● **WHAT TO WORK ON**:
Single out the lines of the material that contain "name" and copy them.

● **Stored data**:
..............................

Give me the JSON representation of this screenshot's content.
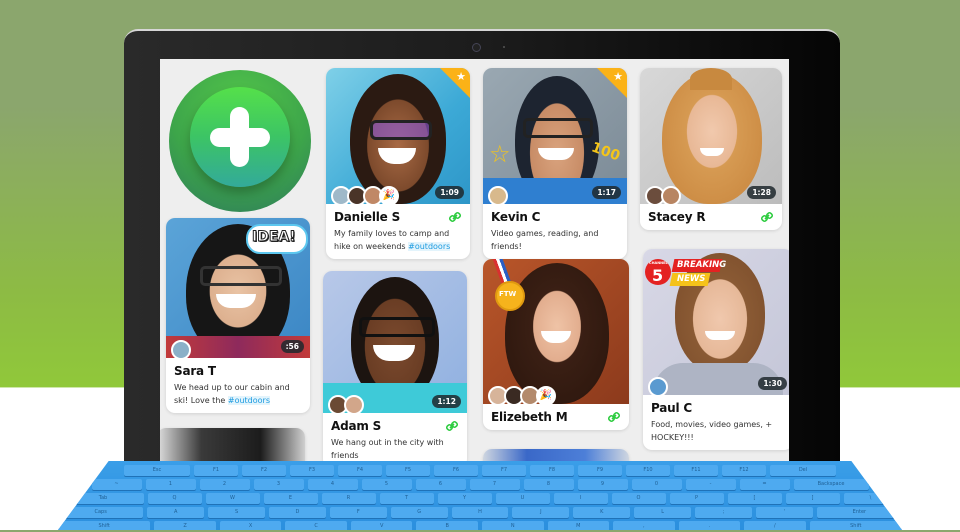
{
  "app": {
    "add_button_label": "Add",
    "accent_color": "#3cc465",
    "hashtag_color": "#1d9be0",
    "link_icon_color": "#2ecc40",
    "featured_color": "#fbb217"
  },
  "cards": [
    {
      "name": "Danielle S",
      "description": "My family loves to camp and hike on weekends ",
      "hashtag": "#outdoors",
      "duration": "1:09",
      "featured": true,
      "has_link": true,
      "overlay": "",
      "avatars": 3,
      "has_party": true
    },
    {
      "name": "Kevin C",
      "description": "Video games, reading, and friends!",
      "hashtag": "",
      "duration": "1:17",
      "featured": true,
      "has_link": false,
      "overlay": "100",
      "avatars": 1,
      "has_party": false
    },
    {
      "name": "Stacey R",
      "description": "",
      "hashtag": "",
      "duration": "1:28",
      "featured": false,
      "has_link": true,
      "overlay": "",
      "avatars": 2,
      "has_party": false
    },
    {
      "name": "Sara T",
      "description": "We head up to our cabin and ski! Love the ",
      "hashtag": "#outdoors",
      "duration": ":56",
      "featured": false,
      "has_link": false,
      "overlay": "IDEA!",
      "avatars": 1,
      "has_party": false
    },
    {
      "name": "Adam S",
      "description": "We hang out in the city with friends",
      "hashtag": "",
      "duration": "1:12",
      "featured": false,
      "has_link": true,
      "overlay": "",
      "avatars": 2,
      "has_party": false
    },
    {
      "name": "Elizebeth M",
      "description": "",
      "hashtag": "",
      "duration": "",
      "featured": false,
      "has_link": true,
      "overlay": "FTW",
      "avatars": 3,
      "has_party": true
    },
    {
      "name": "Paul C",
      "description": "Food, movies, video games, + HOCKEY!!!",
      "hashtag": "",
      "duration": "1:30",
      "featured": false,
      "has_link": false,
      "overlay": "BREAKING NEWS",
      "avatars": 1,
      "has_party": false
    }
  ],
  "stickers": {
    "idea": "IDEA!",
    "ftw": "FTW",
    "breaking": "BREAKING",
    "news": "NEWS",
    "channel": "CHANNEL",
    "channel_num": "5",
    "hundred": "100"
  },
  "keyboard": {
    "rows": [
      [
        "Esc",
        "F1",
        "F2",
        "F3",
        "F4",
        "F5",
        "F6",
        "F7",
        "F8",
        "F9",
        "F10",
        "F11",
        "F12",
        "Del"
      ],
      [
        "~",
        "1",
        "2",
        "3",
        "4",
        "5",
        "6",
        "7",
        "8",
        "9",
        "0",
        "-",
        "=",
        "Backspace"
      ],
      [
        "Tab",
        "Q",
        "W",
        "E",
        "R",
        "T",
        "Y",
        "U",
        "I",
        "O",
        "P",
        "[",
        "]",
        "\\"
      ],
      [
        "Caps",
        "A",
        "S",
        "D",
        "F",
        "G",
        "H",
        "J",
        "K",
        "L",
        ";",
        "'",
        "Enter"
      ],
      [
        "Shift",
        "Z",
        "X",
        "C",
        "V",
        "B",
        "N",
        "M",
        ",",
        ".",
        "/",
        "Shift"
      ]
    ]
  }
}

..............................

● **SOLUTION TO THIS EXERCISE**:
      "name": "Danielle S",
      "name": "Kevin C",
      "name": "Stacey R",
      "name": "Sara T",
      "name": "Adam S",
      "name": "Elizebeth M",
      "name": "Paul C",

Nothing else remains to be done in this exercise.